Objective.
Of all the lines in the material below, how many include the string "knappen"? Give the number only.

(Saved entries)
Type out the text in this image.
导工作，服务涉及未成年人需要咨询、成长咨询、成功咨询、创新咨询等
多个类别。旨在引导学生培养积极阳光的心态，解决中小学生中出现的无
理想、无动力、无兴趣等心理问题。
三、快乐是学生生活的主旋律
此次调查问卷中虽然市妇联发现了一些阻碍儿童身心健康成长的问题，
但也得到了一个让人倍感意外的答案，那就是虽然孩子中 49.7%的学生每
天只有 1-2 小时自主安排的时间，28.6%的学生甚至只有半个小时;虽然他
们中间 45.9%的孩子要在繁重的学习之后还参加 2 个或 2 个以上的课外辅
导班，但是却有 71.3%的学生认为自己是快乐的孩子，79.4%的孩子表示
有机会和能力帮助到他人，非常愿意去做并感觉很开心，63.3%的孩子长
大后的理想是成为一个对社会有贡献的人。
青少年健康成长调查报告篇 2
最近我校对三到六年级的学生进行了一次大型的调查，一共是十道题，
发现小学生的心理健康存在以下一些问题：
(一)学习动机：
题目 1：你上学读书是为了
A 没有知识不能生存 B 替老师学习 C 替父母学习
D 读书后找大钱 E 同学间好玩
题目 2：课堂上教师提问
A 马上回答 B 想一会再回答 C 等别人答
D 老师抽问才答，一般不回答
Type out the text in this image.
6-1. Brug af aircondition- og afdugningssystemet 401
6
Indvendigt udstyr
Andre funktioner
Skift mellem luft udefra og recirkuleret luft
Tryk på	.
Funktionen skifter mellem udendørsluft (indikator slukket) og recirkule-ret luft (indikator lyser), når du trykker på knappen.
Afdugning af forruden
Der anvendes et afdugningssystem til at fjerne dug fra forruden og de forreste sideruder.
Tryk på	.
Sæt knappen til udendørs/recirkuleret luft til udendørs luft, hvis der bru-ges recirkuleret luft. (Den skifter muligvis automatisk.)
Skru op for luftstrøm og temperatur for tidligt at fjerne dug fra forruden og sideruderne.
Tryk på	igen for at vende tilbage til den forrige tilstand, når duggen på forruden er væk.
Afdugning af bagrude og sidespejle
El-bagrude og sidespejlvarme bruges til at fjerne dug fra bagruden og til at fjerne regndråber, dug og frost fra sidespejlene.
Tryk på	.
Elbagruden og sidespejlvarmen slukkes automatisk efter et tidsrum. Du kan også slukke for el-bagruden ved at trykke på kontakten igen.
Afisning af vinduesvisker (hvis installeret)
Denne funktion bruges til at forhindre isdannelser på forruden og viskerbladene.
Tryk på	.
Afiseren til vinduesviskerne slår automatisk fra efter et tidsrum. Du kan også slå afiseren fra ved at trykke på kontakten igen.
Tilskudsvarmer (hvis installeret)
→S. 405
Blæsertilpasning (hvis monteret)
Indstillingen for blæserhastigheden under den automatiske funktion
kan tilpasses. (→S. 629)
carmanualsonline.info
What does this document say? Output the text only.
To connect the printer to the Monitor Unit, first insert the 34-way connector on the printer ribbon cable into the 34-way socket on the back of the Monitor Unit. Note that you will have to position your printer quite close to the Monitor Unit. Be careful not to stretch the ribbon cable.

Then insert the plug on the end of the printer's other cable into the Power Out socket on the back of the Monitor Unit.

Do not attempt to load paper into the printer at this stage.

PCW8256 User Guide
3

The result.
2